Text section:

Democratic Party platform: An uneven progression over the years

In 1972, the party promises “a guaranteed job for all,” offering to “make the government the employer of last resort.” But 20 years later, the Democrats pivot and nearly apologize for themselves, appealing to “Americans who may have thought the Democratic Party had forgotten its way” by saying that it now “rejects the big government theory that says we can .?.?. tax and spend our way to prosperity.”

If Republicans from 1960 to today moved in fairly linear fashion to ever-more conservative stances on the economy, taxes and a slew of social issues, the Democratic evolution over the same period was a more jagged series of experiments with activist and statist approaches, interspersed with more traditional paeans to family, faith and individual initiative.

The Democrats’ 2012 platform, released this week at their convention in Charlotte, presents voters with a laundry list of positions designed to portray the governing party as the one committed to the middle class. The overarching idea is that “we’re all in it together,” and the document repeatedly says the party’s opponents are devoted to solving problems “from the top down,” focusing on the wealthy.

Goal:
Carry on the piece on the Democratic Party platform, picking up right after its final sentence.

Provided material:

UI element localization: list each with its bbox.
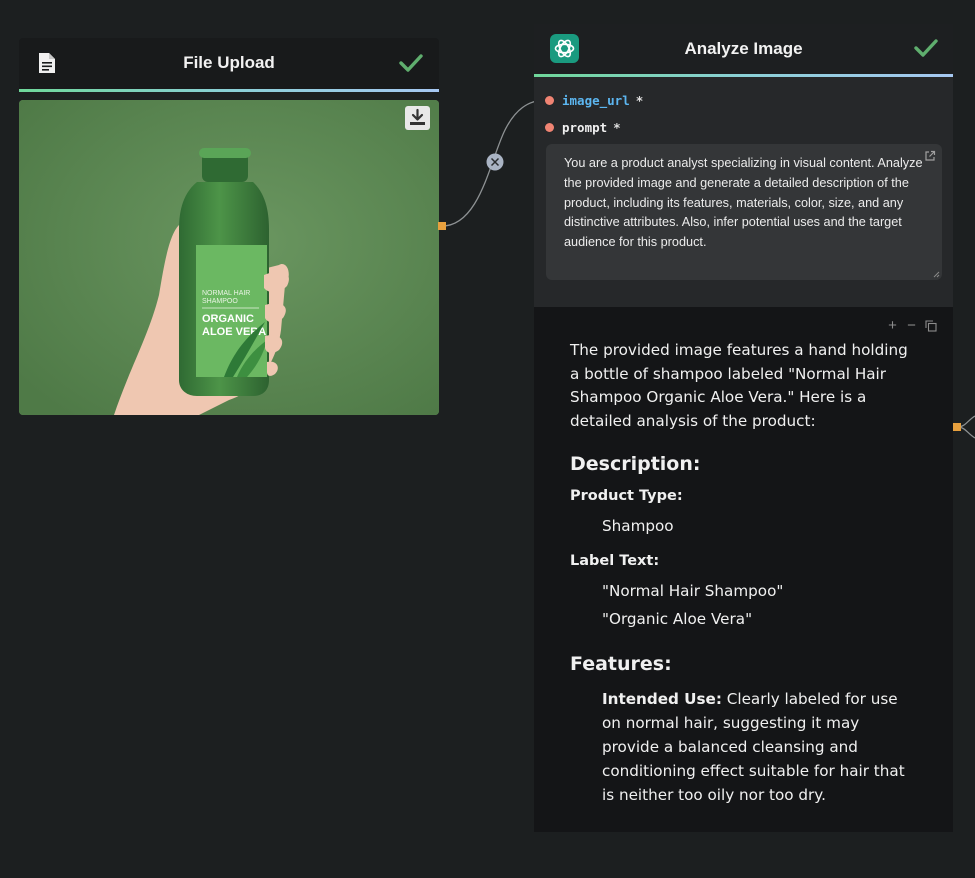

Result of the task:
This year’s plank breaks little new ground, although for the first time, its support for legalizing same-sex marriage is definitive and clear, and it commits to combating anti-gay activity around the world.

But just as the GOP avoids the word “conservative” in its platforms, the Democrats never go near “liberal” or even “progressive.”

Full article: http://www.washingtonpost.com/politics/democratic-party-platform-an-uneven-progression-over-the-years/2012/09/04/b793213e-f144-11e1-a612-3cfc842a6d89_print.html


I'd argue the Republican progression has been exponential rather than linear. The Democrats seem to me to represent a slow, inexorable drift right.